Set task: Give every line of the data again, unchanged, but with no pictures.

Extracted entries:
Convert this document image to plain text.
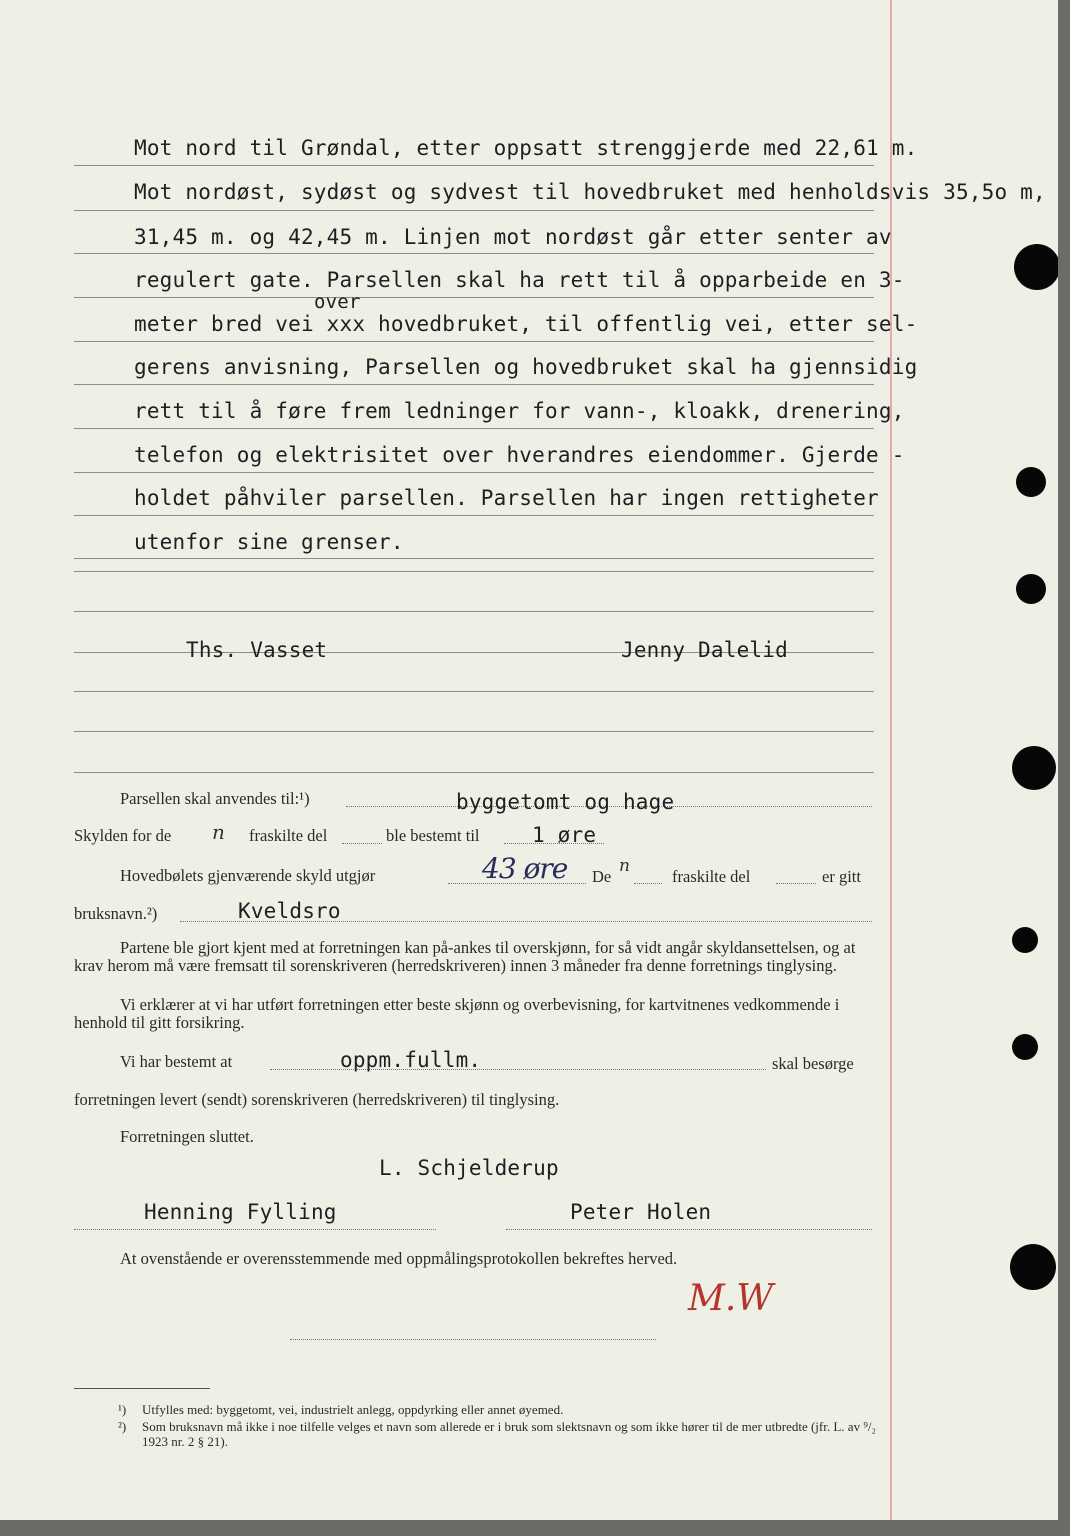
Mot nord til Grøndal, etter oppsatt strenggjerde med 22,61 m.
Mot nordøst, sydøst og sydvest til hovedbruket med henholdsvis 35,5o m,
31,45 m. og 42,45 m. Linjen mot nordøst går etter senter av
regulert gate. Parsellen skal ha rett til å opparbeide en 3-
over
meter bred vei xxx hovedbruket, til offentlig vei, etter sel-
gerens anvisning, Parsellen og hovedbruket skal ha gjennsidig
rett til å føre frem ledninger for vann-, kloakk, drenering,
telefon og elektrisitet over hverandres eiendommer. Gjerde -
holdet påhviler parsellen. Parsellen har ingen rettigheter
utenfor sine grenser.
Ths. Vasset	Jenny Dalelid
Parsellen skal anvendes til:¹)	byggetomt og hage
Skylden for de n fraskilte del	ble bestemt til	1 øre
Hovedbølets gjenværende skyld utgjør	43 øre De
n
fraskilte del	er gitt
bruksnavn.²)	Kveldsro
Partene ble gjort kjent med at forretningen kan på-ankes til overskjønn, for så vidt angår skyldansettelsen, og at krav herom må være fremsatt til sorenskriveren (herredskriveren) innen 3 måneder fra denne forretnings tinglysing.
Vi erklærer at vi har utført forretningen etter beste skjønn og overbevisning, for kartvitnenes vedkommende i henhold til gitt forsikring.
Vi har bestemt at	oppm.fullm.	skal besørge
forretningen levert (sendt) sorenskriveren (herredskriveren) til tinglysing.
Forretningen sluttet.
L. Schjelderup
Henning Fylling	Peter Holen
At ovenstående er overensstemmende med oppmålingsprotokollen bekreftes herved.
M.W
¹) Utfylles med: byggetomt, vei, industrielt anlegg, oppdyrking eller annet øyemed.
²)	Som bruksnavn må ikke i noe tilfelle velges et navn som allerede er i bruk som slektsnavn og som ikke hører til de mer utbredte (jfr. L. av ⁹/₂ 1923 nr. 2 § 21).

Solved problem:
Convert this document image to plain text.
Mot nord til Grøndal, etter oppsatt strenggjerde med 22,61 m.
Mot nordøst, sydøst og sydvest til hovedbruket med henholdsvis 35,5o m,
31,45 m. og 42,45 m. Linjen mot nordøst går etter senter av
regulert gate. Parsellen skal ha rett til å opparbeide en 3-
over
meter bred vei xxx hovedbruket, til offentlig vei, etter sel-
gerens anvisning, Parsellen og hovedbruket skal ha gjennsidig
rett til å føre frem ledninger for vann-, kloakk, drenering,
telefon og elektrisitet over hverandres eiendommer. Gjerde -
holdet påhviler parsellen. Parsellen har ingen rettigheter
utenfor sine grenser.
Ths. Vasset	Jenny Dalelid
Parsellen skal anvendes til:¹)	byggetomt og hage
Skylden for de n fraskilte del	ble bestemt til	1 øre
Hovedbølets gjenværende skyld utgjør	43 øre De
n
fraskilte del	er gitt
bruksnavn.²)	Kveldsro
Partene ble gjort kjent med at forretningen kan på-ankes til overskjønn, for så vidt angår skyldansettelsen, og at krav herom må være fremsatt til sorenskriveren (herredskriveren) innen 3 måneder fra denne forretnings tinglysing.
Vi erklærer at vi har utført forretningen etter beste skjønn og overbevisning, for kartvitnenes vedkommende i henhold til gitt forsikring.
Vi har bestemt at	oppm.fullm.	skal besørge
forretningen levert (sendt) sorenskriveren (herredskriveren) til tinglysing.
Forretningen sluttet.
L. Schjelderup
Henning Fylling	Peter Holen
At ovenstående er overensstemmende med oppmålingsprotokollen bekreftes herved.
M.W
¹) Utfylles med: byggetomt, vei, industrielt anlegg, oppdyrking eller annet øyemed.
²)	Som bruksnavn må ikke i noe tilfelle velges et navn som allerede er i bruk som slektsnavn og som ikke hører til de mer utbredte (jfr. L. av ⁹/₂ 1923 nr. 2 § 21).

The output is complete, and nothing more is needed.